Rows:
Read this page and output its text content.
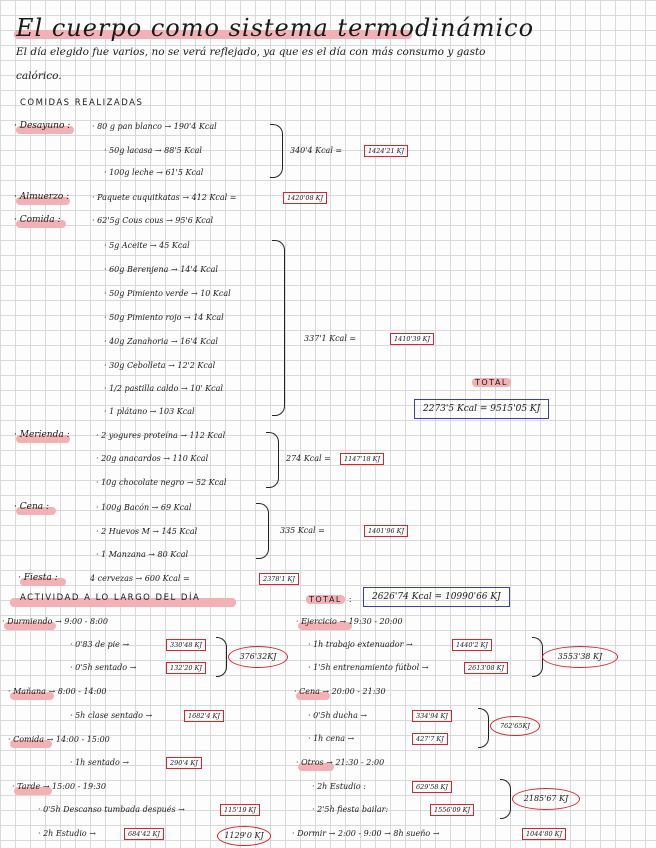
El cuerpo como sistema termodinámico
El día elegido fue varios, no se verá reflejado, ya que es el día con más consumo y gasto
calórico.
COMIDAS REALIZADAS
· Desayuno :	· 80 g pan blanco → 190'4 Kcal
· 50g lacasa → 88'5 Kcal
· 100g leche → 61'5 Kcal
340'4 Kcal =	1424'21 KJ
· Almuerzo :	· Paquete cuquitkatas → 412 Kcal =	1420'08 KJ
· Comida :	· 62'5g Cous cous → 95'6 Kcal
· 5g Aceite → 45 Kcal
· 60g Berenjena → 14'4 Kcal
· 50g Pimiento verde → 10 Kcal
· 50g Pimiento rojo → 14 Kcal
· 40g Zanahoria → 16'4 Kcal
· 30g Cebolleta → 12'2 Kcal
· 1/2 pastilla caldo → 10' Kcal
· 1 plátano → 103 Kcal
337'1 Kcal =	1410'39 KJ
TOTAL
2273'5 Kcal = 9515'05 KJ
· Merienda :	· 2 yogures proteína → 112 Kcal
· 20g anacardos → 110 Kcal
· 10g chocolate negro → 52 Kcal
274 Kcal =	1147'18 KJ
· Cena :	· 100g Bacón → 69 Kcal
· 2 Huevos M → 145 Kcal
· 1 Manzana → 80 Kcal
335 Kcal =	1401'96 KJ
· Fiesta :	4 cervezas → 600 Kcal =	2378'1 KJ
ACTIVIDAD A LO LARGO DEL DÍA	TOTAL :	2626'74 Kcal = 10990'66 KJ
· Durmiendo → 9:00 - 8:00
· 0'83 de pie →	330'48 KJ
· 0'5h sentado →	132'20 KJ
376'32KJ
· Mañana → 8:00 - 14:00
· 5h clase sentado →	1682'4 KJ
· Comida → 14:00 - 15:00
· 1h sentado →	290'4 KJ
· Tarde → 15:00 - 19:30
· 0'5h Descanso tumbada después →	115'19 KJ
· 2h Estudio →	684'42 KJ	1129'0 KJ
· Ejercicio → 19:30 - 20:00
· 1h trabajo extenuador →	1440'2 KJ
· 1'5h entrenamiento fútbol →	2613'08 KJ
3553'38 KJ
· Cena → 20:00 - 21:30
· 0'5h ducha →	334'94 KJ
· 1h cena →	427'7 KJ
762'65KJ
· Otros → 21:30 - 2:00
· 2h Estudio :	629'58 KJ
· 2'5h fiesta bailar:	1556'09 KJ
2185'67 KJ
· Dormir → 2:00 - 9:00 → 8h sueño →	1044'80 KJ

Requirements: Scan the records above for the string "TOTAL", then select every line that holds it.

Problem solution:
TOTAL
ACTIVIDAD A LO LARGO DEL DÍA	TOTAL :	2626'74 Kcal = 10990'66 KJ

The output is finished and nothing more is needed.